Extract all of the data and reproduce it precisely.
========
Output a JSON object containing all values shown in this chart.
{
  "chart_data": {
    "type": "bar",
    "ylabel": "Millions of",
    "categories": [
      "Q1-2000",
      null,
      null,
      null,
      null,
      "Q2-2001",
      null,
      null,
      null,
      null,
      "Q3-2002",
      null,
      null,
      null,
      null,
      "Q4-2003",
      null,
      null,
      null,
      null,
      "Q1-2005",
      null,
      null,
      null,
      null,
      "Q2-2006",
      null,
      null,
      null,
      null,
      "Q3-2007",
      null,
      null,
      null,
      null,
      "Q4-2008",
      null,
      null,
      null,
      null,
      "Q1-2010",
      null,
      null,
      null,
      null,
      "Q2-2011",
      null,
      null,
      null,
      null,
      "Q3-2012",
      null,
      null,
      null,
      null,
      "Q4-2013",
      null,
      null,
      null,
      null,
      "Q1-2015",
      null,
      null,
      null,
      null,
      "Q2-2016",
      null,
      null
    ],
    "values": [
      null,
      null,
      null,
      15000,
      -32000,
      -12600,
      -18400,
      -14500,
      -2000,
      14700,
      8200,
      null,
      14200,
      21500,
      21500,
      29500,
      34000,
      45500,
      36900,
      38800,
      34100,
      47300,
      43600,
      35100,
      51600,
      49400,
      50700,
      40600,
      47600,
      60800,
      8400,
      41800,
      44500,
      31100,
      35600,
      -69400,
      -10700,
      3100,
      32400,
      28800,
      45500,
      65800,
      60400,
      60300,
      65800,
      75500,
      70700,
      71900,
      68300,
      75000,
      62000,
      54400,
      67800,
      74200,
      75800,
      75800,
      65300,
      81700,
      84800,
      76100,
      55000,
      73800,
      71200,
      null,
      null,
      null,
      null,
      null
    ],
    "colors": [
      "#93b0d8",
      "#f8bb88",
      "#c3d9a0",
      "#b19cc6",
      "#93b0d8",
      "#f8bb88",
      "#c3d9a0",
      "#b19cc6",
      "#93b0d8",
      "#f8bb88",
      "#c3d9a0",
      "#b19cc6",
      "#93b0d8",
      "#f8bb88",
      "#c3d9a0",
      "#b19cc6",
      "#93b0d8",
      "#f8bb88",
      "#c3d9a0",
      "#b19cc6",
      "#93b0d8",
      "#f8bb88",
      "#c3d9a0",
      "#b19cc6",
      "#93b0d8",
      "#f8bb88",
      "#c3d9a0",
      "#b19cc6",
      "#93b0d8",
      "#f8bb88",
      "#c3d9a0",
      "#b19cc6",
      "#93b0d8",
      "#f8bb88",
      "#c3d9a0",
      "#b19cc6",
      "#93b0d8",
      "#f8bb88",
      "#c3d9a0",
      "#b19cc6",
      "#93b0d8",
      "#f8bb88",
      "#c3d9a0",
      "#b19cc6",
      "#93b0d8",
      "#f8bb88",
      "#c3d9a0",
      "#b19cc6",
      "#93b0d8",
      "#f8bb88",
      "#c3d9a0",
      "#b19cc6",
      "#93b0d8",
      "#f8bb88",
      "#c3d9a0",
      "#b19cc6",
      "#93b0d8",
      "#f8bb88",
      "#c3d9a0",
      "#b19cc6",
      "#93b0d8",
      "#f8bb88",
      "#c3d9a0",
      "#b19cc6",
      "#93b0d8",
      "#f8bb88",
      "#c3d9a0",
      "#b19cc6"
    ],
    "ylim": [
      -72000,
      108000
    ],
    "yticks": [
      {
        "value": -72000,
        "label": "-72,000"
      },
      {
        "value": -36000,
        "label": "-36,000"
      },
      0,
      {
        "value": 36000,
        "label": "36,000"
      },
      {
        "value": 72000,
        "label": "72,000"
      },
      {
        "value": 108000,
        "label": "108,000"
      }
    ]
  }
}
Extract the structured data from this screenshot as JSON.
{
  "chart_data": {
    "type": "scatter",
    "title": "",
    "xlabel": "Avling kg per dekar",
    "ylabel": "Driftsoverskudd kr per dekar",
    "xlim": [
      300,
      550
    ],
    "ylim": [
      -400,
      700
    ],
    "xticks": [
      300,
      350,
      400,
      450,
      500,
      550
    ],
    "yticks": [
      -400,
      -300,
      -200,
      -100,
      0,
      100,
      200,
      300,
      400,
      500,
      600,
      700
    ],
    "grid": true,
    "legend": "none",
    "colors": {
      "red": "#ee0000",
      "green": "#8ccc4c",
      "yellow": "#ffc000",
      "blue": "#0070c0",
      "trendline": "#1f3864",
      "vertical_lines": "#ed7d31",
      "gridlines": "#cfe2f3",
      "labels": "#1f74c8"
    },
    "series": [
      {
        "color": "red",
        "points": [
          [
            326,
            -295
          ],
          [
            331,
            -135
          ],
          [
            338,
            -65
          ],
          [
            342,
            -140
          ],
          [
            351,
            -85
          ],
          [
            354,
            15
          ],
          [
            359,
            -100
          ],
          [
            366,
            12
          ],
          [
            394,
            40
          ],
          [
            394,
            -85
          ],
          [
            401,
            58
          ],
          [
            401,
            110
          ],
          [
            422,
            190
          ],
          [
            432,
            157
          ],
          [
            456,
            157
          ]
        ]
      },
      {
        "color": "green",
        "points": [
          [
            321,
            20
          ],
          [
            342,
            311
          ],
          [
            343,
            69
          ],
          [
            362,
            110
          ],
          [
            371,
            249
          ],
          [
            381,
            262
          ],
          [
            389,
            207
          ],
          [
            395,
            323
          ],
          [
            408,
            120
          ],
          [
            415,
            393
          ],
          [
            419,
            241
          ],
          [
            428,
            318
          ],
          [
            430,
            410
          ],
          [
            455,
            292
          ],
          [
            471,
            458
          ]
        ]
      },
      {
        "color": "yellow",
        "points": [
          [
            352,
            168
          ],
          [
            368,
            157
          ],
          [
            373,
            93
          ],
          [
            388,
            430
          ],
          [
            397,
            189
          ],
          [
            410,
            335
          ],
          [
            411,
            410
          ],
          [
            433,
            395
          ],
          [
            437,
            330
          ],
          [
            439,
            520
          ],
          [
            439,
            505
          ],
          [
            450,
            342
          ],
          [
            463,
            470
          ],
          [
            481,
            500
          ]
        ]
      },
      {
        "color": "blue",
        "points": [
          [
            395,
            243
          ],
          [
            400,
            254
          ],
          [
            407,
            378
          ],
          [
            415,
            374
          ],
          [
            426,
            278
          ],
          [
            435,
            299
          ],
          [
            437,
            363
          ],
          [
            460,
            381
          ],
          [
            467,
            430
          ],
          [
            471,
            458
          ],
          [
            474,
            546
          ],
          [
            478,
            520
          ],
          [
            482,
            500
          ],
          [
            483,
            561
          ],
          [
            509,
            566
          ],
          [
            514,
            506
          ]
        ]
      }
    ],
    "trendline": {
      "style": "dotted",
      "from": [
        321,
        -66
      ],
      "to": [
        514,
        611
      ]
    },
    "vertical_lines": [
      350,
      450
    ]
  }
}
========
→ **COMPLETE OUTPUT**:
Output a JSON object containing all values shown in this chart.
{
  "chart_data": {
    "type": "bar",
    "ylabel": "Millions of",
    "categories": [
      "Q1-2000",
      null,
      null,
      null,
      null,
      "Q2-2001",
      null,
      null,
      null,
      null,
      "Q3-2002",
      null,
      null,
      null,
      null,
      "Q4-2003",
      null,
      null,
      null,
      null,
      "Q1-2005",
      null,
      null,
      null,
      null,
      "Q2-2006",
      null,
      null,
      null,
      null,
      "Q3-2007",
      null,
      null,
      null,
      null,
      "Q4-2008",
      null,
      null,
      null,
      null,
      "Q1-2010",
      null,
      null,
      null,
      null,
      "Q2-2011",
      null,
      null,
      null,
      null,
      "Q3-2012",
      null,
      null,
      null,
      null,
      "Q4-2013",
      null,
      null,
      null,
      null,
      "Q1-2015",
      null,
      null,
      null,
      null,
      "Q2-2016",
      null,
      null
    ],
    "values": [
      null,
      null,
      null,
      15000,
      -32000,
      -12600,
      -18400,
      -14500,
      -2000,
      14700,
      8200,
      null,
      14200,
      21500,
      21500,
      29500,
      34000,
      45500,
      36900,
      38800,
      34100,
      47300,
      43600,
      35100,
      51600,
      49400,
      50700,
      40600,
      47600,
      60800,
      8400,
      41800,
      44500,
      31100,
      35600,
      -69400,
      -10700,
      3100,
      32400,
      28800,
      45500,
      65800,
      60400,
      60300,
      65800,
      75500,
      70700,
      71900,
      68300,
      75000,
      62000,
      54400,
      67800,
      74200,
      75800,
      75800,
      65300,
      81700,
      84800,
      76100,
      55000,
      73800,
      71200,
      null,
      null,
      null,
      null,
      null
    ],
    "colors": [
      "#93b0d8",
      "#f8bb88",
      "#c3d9a0",
      "#b19cc6",
      "#93b0d8",
      "#f8bb88",
      "#c3d9a0",
      "#b19cc6",
      "#93b0d8",
      "#f8bb88",
      "#c3d9a0",
      "#b19cc6",
      "#93b0d8",
      "#f8bb88",
      "#c3d9a0",
      "#b19cc6",
      "#93b0d8",
      "#f8bb88",
      "#c3d9a0",
      "#b19cc6",
      "#93b0d8",
      "#f8bb88",
      "#c3d9a0",
      "#b19cc6",
      "#93b0d8",
      "#f8bb88",
      "#c3d9a0",
      "#b19cc6",
      "#93b0d8",
      "#f8bb88",
      "#c3d9a0",
      "#b19cc6",
      "#93b0d8",
      "#f8bb88",
      "#c3d9a0",
      "#b19cc6",
      "#93b0d8",
      "#f8bb88",
      "#c3d9a0",
      "#b19cc6",
      "#93b0d8",
      "#f8bb88",
      "#c3d9a0",
      "#b19cc6",
      "#93b0d8",
      "#f8bb88",
      "#c3d9a0",
      "#b19cc6",
      "#93b0d8",
      "#f8bb88",
      "#c3d9a0",
      "#b19cc6",
      "#93b0d8",
      "#f8bb88",
      "#c3d9a0",
      "#b19cc6",
      "#93b0d8",
      "#f8bb88",
      "#c3d9a0",
      "#b19cc6",
      "#93b0d8",
      "#f8bb88",
      "#c3d9a0",
      "#b19cc6",
      "#93b0d8",
      "#f8bb88",
      "#c3d9a0",
      "#b19cc6"
    ],
    "ylim": [
      -72000,
      108000
    ],
    "yticks": [
      {
        "value": -72000,
        "label": "-72,000"
      },
      {
        "value": -36000,
        "label": "-36,000"
      },
      0,
      {
        "value": 36000,
        "label": "36,000"
      },
      {
        "value": 72000,
        "label": "72,000"
      },
      {
        "value": 108000,
        "label": "108,000"
      }
    ]
  }
}
Extract the structured data from this screenshot as JSON.
{
  "chart_data": {
    "type": "scatter",
    "title": "",
    "xlabel": "Avling kg per dekar",
    "ylabel": "Driftsoverskudd kr per dekar",
    "xlim": [
      300,
      550
    ],
    "ylim": [
      -400,
      700
    ],
    "xticks": [
      300,
      350,
      400,
      450,
      500,
      550
    ],
    "yticks": [
      -400,
      -300,
      -200,
      -100,
      0,
      100,
      200,
      300,
      400,
      500,
      600,
      700
    ],
    "grid": true,
    "legend": "none",
    "colors": {
      "red": "#ee0000",
      "green": "#8ccc4c",
      "yellow": "#ffc000",
      "blue": "#0070c0",
      "trendline": "#1f3864",
      "vertical_lines": "#ed7d31",
      "gridlines": "#cfe2f3",
      "labels": "#1f74c8"
    },
    "series": [
      {
        "color": "red",
        "points": [
          [
            326,
            -295
          ],
          [
            331,
            -135
          ],
          [
            338,
            -65
          ],
          [
            342,
            -140
          ],
          [
            351,
            -85
          ],
          [
            354,
            15
          ],
          [
            359,
            -100
          ],
          [
            366,
            12
          ],
          [
            394,
            40
          ],
          [
            394,
            -85
          ],
          [
            401,
            58
          ],
          [
            401,
            110
          ],
          [
            422,
            190
          ],
          [
            432,
            157
          ],
          [
            456,
            157
          ]
        ]
      },
      {
        "color": "green",
        "points": [
          [
            321,
            20
          ],
          [
            342,
            311
          ],
          [
            343,
            69
          ],
          [
            362,
            110
          ],
          [
            371,
            249
          ],
          [
            381,
            262
          ],
          [
            389,
            207
          ],
          [
            395,
            323
          ],
          [
            408,
            120
          ],
          [
            415,
            393
          ],
          [
            419,
            241
          ],
          [
            428,
            318
          ],
          [
            430,
            410
          ],
          [
            455,
            292
          ],
          [
            471,
            458
          ]
        ]
      },
      {
        "color": "yellow",
        "points": [
          [
            352,
            168
          ],
          [
            368,
            157
          ],
          [
            373,
            93
          ],
          [
            388,
            430
          ],
          [
            397,
            189
          ],
          [
            410,
            335
          ],
          [
            411,
            410
          ],
          [
            433,
            395
          ],
          [
            437,
            330
          ],
          [
            439,
            520
          ],
          [
            439,
            505
          ],
          [
            450,
            342
          ],
          [
            463,
            470
          ],
          [
            481,
            500
          ]
        ]
      },
      {
        "color": "blue",
        "points": [
          [
            395,
            243
          ],
          [
            400,
            254
          ],
          [
            407,
            378
          ],
          [
            415,
            374
          ],
          [
            426,
            278
          ],
          [
            435,
            299
          ],
          [
            437,
            363
          ],
          [
            460,
            381
          ],
          [
            467,
            430
          ],
          [
            471,
            458
          ],
          [
            474,
            546
          ],
          [
            478,
            520
          ],
          [
            482,
            500
          ],
          [
            483,
            561
          ],
          [
            509,
            566
          ],
          [
            514,
            506
          ]
        ]
      }
    ],
    "trendline": {
      "style": "dotted",
      "from": [
        321,
        -66
      ],
      "to": [
        514,
        611
      ]
    },
    "vertical_lines": [
      350,
      450
    ]
  }
}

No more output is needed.